[To do] The answer must consist of each line below that contains the word "anyone", copied in full.

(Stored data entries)
•••••

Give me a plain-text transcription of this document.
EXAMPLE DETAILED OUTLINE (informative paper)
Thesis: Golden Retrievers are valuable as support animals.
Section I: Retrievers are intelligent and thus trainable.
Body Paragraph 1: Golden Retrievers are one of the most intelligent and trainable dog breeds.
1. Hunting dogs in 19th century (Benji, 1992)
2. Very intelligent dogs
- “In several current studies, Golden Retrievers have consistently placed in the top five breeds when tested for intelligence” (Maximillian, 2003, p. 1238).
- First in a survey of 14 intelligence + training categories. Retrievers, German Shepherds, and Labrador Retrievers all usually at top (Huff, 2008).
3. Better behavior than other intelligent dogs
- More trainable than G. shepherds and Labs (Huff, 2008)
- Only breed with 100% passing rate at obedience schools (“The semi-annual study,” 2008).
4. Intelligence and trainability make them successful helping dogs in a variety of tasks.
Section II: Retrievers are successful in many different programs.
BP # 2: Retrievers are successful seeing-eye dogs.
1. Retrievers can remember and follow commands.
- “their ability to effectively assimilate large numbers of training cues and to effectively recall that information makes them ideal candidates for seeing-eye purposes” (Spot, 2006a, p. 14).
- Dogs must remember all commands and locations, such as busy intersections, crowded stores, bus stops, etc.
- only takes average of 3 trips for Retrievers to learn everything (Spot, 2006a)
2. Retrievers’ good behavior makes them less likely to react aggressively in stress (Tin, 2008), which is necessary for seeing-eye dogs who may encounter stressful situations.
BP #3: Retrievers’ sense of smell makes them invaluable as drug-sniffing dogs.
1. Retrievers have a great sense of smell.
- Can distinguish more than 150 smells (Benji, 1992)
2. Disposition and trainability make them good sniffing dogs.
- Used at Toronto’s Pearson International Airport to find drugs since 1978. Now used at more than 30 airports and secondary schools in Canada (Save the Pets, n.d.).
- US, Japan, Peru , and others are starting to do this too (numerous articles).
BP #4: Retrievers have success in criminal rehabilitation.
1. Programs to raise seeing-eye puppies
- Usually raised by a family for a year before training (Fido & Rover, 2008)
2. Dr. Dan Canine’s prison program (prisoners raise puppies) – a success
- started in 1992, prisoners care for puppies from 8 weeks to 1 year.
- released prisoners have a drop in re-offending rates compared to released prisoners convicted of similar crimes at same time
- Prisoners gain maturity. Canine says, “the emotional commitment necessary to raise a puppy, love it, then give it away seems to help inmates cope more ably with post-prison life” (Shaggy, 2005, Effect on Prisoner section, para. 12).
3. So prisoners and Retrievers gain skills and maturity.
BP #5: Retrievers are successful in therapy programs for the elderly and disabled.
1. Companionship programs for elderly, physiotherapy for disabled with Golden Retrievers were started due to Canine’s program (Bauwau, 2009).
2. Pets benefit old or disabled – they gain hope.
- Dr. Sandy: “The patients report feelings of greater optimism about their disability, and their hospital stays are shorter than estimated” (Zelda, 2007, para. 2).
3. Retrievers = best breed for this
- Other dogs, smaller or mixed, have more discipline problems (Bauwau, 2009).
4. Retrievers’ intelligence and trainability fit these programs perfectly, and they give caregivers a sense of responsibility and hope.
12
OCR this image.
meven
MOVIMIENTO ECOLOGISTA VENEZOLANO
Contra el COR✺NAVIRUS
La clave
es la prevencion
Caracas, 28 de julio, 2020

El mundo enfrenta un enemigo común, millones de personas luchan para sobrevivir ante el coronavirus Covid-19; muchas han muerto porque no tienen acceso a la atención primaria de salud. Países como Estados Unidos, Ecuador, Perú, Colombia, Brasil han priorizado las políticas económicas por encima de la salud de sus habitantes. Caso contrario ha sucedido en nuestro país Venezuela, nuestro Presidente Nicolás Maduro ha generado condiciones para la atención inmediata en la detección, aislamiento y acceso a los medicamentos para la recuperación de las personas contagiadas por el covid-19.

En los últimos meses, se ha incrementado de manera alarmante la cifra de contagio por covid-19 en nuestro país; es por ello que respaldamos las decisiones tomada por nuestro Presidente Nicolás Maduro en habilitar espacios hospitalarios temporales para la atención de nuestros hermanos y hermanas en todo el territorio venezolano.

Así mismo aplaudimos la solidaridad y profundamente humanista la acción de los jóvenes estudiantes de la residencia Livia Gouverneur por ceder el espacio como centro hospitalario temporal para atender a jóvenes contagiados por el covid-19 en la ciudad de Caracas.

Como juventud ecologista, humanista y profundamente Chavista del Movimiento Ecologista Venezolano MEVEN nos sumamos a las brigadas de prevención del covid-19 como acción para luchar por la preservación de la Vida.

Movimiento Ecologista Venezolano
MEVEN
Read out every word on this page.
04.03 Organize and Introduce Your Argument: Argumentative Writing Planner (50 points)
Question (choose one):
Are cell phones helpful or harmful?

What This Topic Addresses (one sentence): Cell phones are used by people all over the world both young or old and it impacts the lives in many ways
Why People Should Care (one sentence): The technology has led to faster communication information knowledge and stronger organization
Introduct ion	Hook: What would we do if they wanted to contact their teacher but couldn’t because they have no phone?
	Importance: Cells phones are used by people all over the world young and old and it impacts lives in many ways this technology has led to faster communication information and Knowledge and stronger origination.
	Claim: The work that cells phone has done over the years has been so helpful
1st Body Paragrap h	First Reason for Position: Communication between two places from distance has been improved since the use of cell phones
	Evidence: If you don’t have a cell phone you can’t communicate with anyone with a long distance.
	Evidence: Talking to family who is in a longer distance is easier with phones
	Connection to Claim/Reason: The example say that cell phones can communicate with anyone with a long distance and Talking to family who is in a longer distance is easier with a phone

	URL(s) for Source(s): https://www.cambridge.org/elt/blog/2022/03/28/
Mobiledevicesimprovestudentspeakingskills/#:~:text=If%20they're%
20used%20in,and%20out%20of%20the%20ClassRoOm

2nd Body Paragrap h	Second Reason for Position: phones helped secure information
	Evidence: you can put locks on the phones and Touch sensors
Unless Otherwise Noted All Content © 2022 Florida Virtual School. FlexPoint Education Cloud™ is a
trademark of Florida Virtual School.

•••••

[Written response]
	Evidence: If you don’t have a cell phone you can’t communicate with anyone with a long distance.
	Connection to Claim/Reason: The example say that cell phones can communicate with anyone with a long distance and Talking to family who is in a longer distance is easier with a phone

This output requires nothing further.